WRITTEN EXERCISE
Where a line contains the word "this", copy that line.

[Dataset entries]
|---|

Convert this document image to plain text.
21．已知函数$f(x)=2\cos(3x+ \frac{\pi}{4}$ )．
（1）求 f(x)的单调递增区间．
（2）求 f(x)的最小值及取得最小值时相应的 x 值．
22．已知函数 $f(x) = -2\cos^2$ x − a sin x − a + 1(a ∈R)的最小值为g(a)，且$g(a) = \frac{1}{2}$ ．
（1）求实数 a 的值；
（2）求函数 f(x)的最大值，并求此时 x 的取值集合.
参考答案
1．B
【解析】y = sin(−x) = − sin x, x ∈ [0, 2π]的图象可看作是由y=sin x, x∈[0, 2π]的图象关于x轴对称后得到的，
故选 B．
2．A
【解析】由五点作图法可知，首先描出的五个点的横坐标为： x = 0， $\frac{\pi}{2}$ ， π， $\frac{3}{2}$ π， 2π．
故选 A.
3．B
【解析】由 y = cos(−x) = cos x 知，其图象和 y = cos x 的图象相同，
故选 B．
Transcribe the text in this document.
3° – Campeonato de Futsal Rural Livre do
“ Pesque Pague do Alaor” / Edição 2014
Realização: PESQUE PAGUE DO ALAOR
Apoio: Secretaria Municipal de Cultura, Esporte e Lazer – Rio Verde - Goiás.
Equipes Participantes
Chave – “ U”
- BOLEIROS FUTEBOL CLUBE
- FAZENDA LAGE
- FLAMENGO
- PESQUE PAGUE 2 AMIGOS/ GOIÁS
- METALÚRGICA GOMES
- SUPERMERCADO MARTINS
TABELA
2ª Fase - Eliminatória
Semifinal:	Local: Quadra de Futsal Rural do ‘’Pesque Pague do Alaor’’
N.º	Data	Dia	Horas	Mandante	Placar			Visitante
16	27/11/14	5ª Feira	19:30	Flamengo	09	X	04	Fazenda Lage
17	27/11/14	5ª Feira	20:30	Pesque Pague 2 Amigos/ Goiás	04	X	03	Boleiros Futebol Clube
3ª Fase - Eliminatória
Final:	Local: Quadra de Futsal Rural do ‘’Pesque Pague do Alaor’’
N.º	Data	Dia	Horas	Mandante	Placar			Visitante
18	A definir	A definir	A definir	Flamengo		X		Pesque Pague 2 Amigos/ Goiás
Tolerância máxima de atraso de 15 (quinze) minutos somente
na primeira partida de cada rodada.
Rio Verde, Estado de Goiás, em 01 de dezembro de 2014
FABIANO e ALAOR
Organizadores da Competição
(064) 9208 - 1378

|---|

COMPLETE RESPONSE
Convert this document image to plain text.
Transcribe the text in this document.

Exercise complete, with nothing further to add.